━━ Recorded data ━━

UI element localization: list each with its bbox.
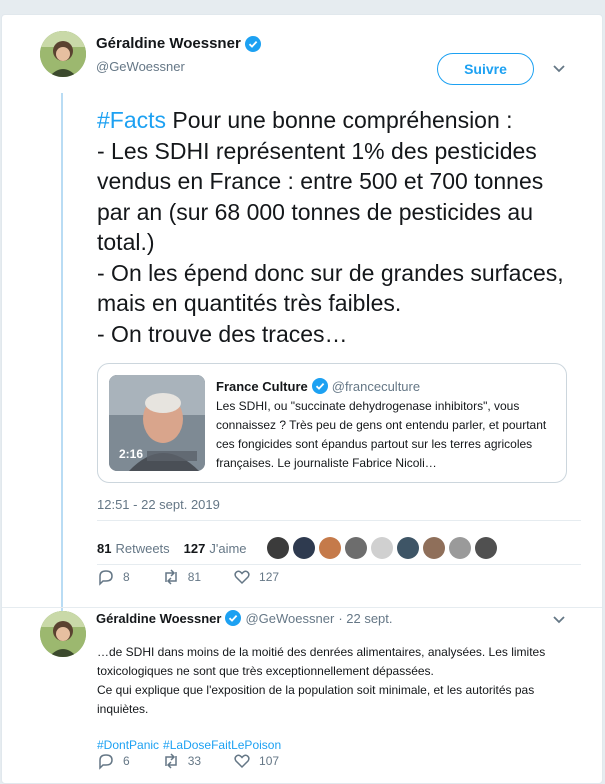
page: Géraldine Woessner @GeWoessner Suivre #F… [0,0,605,784]
reply-button[interactable]: 8 [97,568,130,586]
like-button[interactable]: 107 [233,752,279,770]
hashtag-dontpanic[interactable]: #DontPanic [97,738,159,752]
reply-icon [99,570,113,586]
reply-author-handle[interactable]: @GeWoessner [245,611,334,626]
tweet-stats: 81 Retweets 127 J'aime [97,537,501,559]
video-duration: 2:16 [119,447,144,461]
follow-button[interactable]: Suivre [437,53,534,85]
reply-actions: 6 33 107 [97,752,311,770]
reply-text-line: Ce qui explique que l'exposition de la p… [97,683,535,716]
reply-text-line: …de SDHI dans moins de la moitié des den… [97,645,546,678]
reply-count: 8 [123,570,130,584]
retweet-label[interactable]: Retweets [115,541,169,556]
tweet-actions: 8 81 127 [97,568,311,586]
retweet-icon [164,569,177,585]
retweet-button[interactable]: 33 [162,752,201,770]
chevron-down-icon[interactable] [552,64,566,74]
author-handle[interactable]: @GeWoessner [96,59,185,74]
tweet-card: Géraldine Woessner @GeWoessner Suivre #F… [1,14,603,784]
reply-date[interactable]: · 22 sept. [338,611,392,626]
hashtag-facts[interactable]: #Facts [97,107,166,133]
retweet-icon [164,753,177,769]
tweet-text-line: - On les épend donc sur de grandes surfa… [97,259,564,317]
liker-avatar[interactable] [318,537,341,559]
quoted-author-name: France Culture [216,378,308,394]
reply-hashtags: #DontPanic #LaDoseFaitLePoison [97,738,285,752]
tweet-text: #Facts Pour une bonne compréhension : - … [97,105,577,349]
author-avatar[interactable] [40,31,86,77]
verified-badge-icon [244,35,261,52]
quoted-tweet[interactable]: 2:16 France Culture @franceculture Les S… [97,363,567,483]
reply-author-name[interactable]: Géraldine Woessner [96,611,221,626]
tweet-text-line: - On trouve des traces… [97,320,348,347]
liker-avatar[interactable] [344,537,367,559]
retweet-button[interactable]: 81 [162,568,201,586]
tweet-text-line: Pour une bonne compréhension : [166,107,513,133]
liker-avatar[interactable] [370,537,393,559]
divider [2,607,602,608]
reply-count: 6 [123,754,130,768]
liker-avatar[interactable] [396,537,419,559]
retweet-action-count: 33 [187,754,202,768]
liker-avatar[interactable] [266,537,289,559]
like-label[interactable]: J'aime [209,541,246,556]
retweet-action-count: 81 [187,570,202,584]
chevron-down-icon[interactable] [552,615,566,625]
tweet-text-line: - Les SDHI représentent 1% des pesticide… [97,137,544,256]
like-button[interactable]: 127 [233,568,279,586]
quoted-video-thumbnail[interactable]: 2:16 [109,375,205,471]
retweet-count[interactable]: 81 [97,541,111,556]
reply-text: …de SDHI dans moins de la moitié des den… [97,643,567,719]
like-action-count: 127 [259,570,280,584]
author-name-row[interactable]: Géraldine Woessner [96,35,261,52]
liker-avatar[interactable] [292,537,315,559]
liker-avatar[interactable] [422,537,445,559]
reply-button[interactable]: 6 [97,752,130,770]
heart-icon [234,570,250,585]
thread-line [61,93,63,623]
like-count[interactable]: 127 [184,541,206,556]
divider [97,520,581,521]
liker-avatar[interactable] [448,537,471,559]
quoted-tweet-text: Les SDHI, ou "succinate dehydrogenase in… [216,399,547,470]
reply-author-avatar[interactable] [40,611,86,657]
liker-avatar[interactable] [474,537,497,559]
heart-icon [234,754,250,769]
liker-avatars [266,537,501,559]
verified-badge-icon [225,610,242,626]
quoted-author-row: France Culture @franceculture [216,378,420,394]
author-name[interactable]: Géraldine Woessner [96,35,241,52]
divider [97,564,581,565]
like-action-count: 107 [259,754,280,768]
quoted-author-handle: @franceculture [331,378,421,394]
reply-author-row: Géraldine Woessner @GeWoessner · 22 sept… [96,610,393,626]
hashtag-ladosefaitlepoison[interactable]: #LaDoseFaitLePoison [163,738,281,752]
verified-badge-icon [311,378,328,394]
reply-icon [99,754,113,770]
tweet-timestamp[interactable]: 12:51 - 22 sept. 2019 [97,497,220,512]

━━━

◆ Set exercise: Echo every line here exactly, without the pictures.

◆ Full solution:
UI element localization: list each with its bbox.
page: Géraldine Woessner @GeWoessner Suivre #F… [0,0,605,784]
reply-button[interactable]: 8 [97,568,130,586]
like-button[interactable]: 107 [233,752,279,770]
hashtag-dontpanic[interactable]: #DontPanic [97,738,159,752]
reply-icon [99,570,113,586]
reply-author-handle[interactable]: @GeWoessner [245,611,334,626]
tweet-stats: 81 Retweets 127 J'aime [97,537,501,559]
video-duration: 2:16 [119,447,144,461]
follow-button[interactable]: Suivre [437,53,534,85]
reply-actions: 6 33 107 [97,752,311,770]
reply-text-line: Ce qui explique que l'exposition de la p… [97,683,535,716]
reply-text-line: …de SDHI dans moins de la moitié des den… [97,645,546,678]
reply-count: 8 [123,570,130,584]
retweet-label[interactable]: Retweets [115,541,169,556]
tweet-actions: 8 81 127 [97,568,311,586]
retweet-icon [164,569,177,585]
retweet-button[interactable]: 33 [162,752,201,770]
chevron-down-icon[interactable] [552,64,566,74]
author-handle[interactable]: @GeWoessner [96,59,185,74]
tweet-card: Géraldine Woessner @GeWoessner Suivre #F… [1,14,603,784]
reply-date[interactable]: · 22 sept. [338,611,392,626]
hashtag-facts[interactable]: #Facts [97,107,166,133]
retweet-icon [164,753,177,769]
tweet-text-line: - On les épend donc sur de grandes surfa… [97,259,564,317]
liker-avatar[interactable] [318,537,341,559]
quoted-author-name: France Culture [216,378,308,394]
reply-hashtags: #DontPanic #LaDoseFaitLePoison [97,738,285,752]
tweet-text: #Facts Pour une bonne compréhension : - … [97,105,577,349]
author-avatar[interactable] [40,31,86,77]
verified-badge-icon [244,35,261,52]
quoted-tweet[interactable]: 2:16 France Culture @franceculture Les S… [97,363,567,483]
reply-author-name[interactable]: Géraldine Woessner [96,611,221,626]
tweet-text-line: - On trouve des traces… [97,320,348,347]
liker-avatar[interactable] [344,537,367,559]
retweet-button[interactable]: 81 [162,568,201,586]
tweet-text-line: Pour une bonne compréhension : [166,107,513,133]
liker-avatar[interactable] [370,537,393,559]
divider [2,607,602,608]
reply-count: 6 [123,754,130,768]
liker-avatar[interactable] [396,537,419,559]
retweet-action-count: 33 [187,754,202,768]
liker-avatar[interactable] [266,537,289,559]
like-label[interactable]: J'aime [209,541,246,556]
retweet-action-count: 81 [187,570,202,584]
chevron-down-icon[interactable] [552,615,566,625]
tweet-text-line: - Les SDHI représentent 1% des pesticide… [97,137,544,256]
like-button[interactable]: 127 [233,568,279,586]
quoted-video-thumbnail[interactable]: 2:16 [109,375,205,471]
retweet-count[interactable]: 81 [97,541,111,556]
reply-text: …de SDHI dans moins de la moitié des den… [97,643,567,719]
like-action-count: 127 [259,570,280,584]
author-name-row[interactable]: Géraldine Woessner [96,35,261,52]
liker-avatar[interactable] [292,537,315,559]
liker-avatar[interactable] [422,537,445,559]
reply-button[interactable]: 6 [97,752,130,770]
heart-icon [234,570,250,585]
thread-line [61,93,63,623]
like-count[interactable]: 127 [184,541,206,556]
divider [97,520,581,521]
liker-avatar[interactable] [448,537,471,559]
quoted-tweet-text: Les SDHI, ou "succinate dehydrogenase in… [216,399,547,470]
reply-author-avatar[interactable] [40,611,86,657]
liker-avatar[interactable] [474,537,497,559]
heart-icon [234,754,250,769]
liker-avatars [266,537,501,559]
verified-badge-icon [225,610,242,626]
quoted-author-row: France Culture @franceculture [216,378,420,394]
author-name[interactable]: Géraldine Woessner [96,35,241,52]
divider [97,564,581,565]
like-action-count: 107 [259,754,280,768]
quoted-author-handle: @franceculture [331,378,421,394]
reply-author-row: Géraldine Woessner @GeWoessner · 22 sept… [96,610,393,626]
hashtag-ladosefaitlepoison[interactable]: #LaDoseFaitLePoison [163,738,281,752]
verified-badge-icon [311,378,328,394]
reply-icon [99,754,113,770]
tweet-timestamp[interactable]: 12:51 - 22 sept. 2019 [97,497,220,512]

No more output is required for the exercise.